● **DATA SHOWN**
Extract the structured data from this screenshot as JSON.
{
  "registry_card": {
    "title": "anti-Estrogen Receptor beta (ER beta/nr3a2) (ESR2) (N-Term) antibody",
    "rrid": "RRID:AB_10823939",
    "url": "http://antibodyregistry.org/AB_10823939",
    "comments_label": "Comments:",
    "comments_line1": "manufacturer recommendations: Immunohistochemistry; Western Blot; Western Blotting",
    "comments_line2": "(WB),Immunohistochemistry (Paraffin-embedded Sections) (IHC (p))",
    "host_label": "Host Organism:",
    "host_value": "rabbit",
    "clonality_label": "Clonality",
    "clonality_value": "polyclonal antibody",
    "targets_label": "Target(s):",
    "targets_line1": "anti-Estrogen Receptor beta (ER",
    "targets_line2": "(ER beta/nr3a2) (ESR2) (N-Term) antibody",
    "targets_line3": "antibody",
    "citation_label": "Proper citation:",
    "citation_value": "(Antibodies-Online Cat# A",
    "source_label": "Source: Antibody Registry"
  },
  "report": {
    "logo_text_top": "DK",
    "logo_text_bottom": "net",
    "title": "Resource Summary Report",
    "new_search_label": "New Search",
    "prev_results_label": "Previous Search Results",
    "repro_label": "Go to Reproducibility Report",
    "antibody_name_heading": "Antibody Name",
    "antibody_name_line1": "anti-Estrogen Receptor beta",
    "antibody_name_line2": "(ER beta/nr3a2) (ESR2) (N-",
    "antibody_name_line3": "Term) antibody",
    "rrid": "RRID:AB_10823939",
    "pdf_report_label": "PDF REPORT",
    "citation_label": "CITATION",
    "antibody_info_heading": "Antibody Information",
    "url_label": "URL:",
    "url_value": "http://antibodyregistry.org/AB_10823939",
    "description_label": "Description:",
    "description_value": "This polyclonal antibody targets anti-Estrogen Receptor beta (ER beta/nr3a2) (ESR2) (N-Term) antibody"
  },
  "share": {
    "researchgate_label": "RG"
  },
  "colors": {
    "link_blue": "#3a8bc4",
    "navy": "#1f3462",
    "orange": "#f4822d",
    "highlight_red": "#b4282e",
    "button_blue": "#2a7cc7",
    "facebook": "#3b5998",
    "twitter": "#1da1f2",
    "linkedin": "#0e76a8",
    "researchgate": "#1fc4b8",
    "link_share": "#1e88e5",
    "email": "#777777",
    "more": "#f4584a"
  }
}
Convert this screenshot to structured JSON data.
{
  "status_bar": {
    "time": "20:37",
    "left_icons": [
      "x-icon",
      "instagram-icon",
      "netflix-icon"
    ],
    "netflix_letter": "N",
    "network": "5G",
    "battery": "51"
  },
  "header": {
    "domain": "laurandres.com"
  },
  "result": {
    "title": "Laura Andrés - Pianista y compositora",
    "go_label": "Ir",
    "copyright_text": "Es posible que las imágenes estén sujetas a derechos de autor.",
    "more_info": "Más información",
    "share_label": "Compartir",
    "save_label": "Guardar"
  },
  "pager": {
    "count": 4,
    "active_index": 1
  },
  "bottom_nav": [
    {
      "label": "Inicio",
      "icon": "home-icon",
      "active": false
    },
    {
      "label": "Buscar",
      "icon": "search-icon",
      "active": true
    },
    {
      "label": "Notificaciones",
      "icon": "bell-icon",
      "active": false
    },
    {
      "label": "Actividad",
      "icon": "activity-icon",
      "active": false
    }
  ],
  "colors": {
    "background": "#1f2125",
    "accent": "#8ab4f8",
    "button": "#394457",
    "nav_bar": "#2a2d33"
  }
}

● **WORK REQUEST**
Only lines with the word "http" are wanted. Find and copy them from the records above.

● **COMPLETED EXERCISE**
    "url": "http://antibodyregistry.org/AB_10823939",
    "url_value": "http://antibodyregistry.org/AB_10823939",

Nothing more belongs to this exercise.